▸ **Stated task**: Where a line of the listing below includes the word "text", reproduce that line.

▸ **Dataset items**:
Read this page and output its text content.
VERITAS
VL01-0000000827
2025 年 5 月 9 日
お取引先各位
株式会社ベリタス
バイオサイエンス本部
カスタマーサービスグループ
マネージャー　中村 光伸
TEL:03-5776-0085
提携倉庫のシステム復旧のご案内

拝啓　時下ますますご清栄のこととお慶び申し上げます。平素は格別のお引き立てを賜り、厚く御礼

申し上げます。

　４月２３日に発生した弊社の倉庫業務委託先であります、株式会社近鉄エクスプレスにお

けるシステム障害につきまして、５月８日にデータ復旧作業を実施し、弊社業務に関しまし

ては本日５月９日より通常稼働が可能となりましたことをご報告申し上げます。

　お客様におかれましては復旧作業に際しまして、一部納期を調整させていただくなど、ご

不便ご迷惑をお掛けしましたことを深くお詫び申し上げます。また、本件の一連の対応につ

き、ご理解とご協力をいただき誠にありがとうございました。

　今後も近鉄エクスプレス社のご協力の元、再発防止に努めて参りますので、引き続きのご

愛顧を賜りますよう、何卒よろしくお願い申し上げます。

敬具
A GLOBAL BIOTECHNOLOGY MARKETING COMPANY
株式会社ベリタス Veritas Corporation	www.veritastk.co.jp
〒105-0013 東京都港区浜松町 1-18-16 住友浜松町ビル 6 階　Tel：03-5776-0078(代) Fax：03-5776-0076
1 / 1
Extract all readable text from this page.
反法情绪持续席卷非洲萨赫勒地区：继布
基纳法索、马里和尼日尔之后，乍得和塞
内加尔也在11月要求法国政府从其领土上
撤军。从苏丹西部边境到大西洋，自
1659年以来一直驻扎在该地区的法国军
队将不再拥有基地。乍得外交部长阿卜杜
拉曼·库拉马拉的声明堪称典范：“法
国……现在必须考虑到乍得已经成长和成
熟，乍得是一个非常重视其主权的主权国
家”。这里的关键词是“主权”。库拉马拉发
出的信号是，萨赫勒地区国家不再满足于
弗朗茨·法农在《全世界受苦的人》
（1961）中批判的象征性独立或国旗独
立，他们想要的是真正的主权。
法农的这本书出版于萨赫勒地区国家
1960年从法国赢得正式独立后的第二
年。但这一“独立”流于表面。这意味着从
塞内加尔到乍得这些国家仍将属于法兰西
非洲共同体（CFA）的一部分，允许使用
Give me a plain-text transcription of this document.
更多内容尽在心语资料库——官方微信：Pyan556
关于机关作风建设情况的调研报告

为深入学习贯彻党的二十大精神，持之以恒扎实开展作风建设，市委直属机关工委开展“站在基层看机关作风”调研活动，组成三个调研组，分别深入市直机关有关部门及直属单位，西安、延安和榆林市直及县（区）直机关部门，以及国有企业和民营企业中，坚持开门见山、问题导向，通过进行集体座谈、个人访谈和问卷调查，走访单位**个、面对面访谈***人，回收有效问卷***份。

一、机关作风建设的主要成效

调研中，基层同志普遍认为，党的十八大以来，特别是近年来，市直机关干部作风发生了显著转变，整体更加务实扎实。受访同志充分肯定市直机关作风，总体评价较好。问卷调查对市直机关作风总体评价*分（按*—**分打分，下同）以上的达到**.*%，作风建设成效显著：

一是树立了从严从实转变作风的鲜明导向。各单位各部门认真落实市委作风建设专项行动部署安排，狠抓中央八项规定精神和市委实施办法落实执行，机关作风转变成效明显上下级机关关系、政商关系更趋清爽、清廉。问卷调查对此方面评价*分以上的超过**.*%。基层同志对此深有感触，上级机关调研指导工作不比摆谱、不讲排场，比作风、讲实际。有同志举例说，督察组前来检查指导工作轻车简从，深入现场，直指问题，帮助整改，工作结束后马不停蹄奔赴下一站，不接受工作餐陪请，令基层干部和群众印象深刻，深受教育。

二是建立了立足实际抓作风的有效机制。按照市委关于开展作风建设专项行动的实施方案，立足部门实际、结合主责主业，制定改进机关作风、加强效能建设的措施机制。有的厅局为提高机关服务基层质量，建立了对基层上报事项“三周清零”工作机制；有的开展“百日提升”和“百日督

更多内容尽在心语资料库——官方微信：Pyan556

▸ **Full response**:
Read this page and output its text content.
Extract all readable text from this page.
Give me a plain-text transcription of this document.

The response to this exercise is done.